Written task: Locate all lines with the word "people". Copy them.

(Dataset items)
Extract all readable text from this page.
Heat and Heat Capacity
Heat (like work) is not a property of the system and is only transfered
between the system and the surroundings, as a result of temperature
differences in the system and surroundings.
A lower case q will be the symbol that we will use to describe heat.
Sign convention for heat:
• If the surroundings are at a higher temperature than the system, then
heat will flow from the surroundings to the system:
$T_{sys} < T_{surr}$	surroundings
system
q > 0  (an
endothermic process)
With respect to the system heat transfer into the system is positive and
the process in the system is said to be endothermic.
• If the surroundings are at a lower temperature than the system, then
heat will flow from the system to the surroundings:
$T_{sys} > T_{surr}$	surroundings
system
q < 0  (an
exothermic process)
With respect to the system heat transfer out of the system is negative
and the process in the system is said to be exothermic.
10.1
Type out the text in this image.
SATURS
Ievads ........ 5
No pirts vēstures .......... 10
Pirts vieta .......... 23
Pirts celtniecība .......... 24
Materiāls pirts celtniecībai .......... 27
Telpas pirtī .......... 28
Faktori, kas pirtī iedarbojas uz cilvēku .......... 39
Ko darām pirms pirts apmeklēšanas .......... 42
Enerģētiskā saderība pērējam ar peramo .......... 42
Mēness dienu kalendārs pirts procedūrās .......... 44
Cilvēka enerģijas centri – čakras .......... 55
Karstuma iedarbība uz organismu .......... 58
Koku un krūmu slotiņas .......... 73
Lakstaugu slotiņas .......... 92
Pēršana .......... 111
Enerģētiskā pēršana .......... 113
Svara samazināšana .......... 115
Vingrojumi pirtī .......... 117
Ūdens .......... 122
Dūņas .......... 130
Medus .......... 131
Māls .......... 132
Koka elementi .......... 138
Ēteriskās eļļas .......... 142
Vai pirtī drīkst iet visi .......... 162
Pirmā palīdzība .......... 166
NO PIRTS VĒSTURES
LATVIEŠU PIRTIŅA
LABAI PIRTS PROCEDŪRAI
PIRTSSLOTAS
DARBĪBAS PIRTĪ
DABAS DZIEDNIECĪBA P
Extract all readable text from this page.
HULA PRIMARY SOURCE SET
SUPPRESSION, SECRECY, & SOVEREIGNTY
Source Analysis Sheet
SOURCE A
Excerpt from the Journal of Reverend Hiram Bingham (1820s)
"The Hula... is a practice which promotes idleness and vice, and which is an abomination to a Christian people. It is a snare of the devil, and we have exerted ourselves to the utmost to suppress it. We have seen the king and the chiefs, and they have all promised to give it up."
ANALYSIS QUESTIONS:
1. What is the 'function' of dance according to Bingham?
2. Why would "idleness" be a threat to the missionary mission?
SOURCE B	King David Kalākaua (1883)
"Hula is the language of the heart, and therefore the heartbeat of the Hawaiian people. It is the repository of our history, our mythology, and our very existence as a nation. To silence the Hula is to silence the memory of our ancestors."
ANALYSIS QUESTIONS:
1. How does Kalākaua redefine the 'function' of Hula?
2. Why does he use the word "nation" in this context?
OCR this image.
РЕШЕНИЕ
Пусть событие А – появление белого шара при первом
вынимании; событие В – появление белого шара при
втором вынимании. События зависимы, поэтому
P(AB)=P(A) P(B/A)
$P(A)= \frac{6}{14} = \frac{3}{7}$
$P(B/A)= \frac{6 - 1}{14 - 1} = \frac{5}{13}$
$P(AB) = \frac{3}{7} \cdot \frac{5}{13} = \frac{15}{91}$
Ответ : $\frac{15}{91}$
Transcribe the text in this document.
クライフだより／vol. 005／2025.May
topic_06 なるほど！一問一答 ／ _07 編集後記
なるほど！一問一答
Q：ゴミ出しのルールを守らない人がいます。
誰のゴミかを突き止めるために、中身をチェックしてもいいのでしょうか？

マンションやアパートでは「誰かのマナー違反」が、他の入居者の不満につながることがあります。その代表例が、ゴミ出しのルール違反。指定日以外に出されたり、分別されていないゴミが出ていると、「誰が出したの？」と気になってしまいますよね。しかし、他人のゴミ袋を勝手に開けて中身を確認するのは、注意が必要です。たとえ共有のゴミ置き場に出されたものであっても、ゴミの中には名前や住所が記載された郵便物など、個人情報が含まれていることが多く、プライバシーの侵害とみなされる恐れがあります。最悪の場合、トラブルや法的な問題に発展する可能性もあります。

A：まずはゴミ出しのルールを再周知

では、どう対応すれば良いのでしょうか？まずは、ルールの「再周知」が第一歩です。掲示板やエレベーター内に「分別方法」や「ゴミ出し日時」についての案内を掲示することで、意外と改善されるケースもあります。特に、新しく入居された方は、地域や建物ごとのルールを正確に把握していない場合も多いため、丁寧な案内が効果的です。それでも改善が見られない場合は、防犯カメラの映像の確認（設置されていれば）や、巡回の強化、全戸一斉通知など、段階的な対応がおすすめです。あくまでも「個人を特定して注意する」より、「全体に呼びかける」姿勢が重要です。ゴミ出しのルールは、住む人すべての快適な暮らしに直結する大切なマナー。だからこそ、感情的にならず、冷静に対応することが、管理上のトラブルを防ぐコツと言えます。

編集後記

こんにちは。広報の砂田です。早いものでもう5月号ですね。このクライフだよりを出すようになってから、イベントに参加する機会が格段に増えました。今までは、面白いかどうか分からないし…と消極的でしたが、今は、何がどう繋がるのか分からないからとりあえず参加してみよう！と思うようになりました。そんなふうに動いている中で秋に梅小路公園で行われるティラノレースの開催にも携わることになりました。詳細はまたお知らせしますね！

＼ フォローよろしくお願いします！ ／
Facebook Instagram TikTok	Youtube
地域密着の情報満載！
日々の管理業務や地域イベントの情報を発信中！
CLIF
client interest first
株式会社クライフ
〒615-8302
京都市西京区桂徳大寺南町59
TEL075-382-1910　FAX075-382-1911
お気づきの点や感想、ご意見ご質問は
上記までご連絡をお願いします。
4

Problem solution:
"The Hula... is a practice which promotes idleness and vice, and which is an abomination to a Christian people. It is a snare of the devil, and we have exerted ourselves to the utmost to suppress it. We have seen the king and the chiefs, and they have all promised to give it up."
"Hula is the language of the heart, and therefore the heartbeat of the Hawaiian people. It is the repository of our history, our mythology, and our very existence as a nation. To silence the Hula is to silence the memory of our ancestors."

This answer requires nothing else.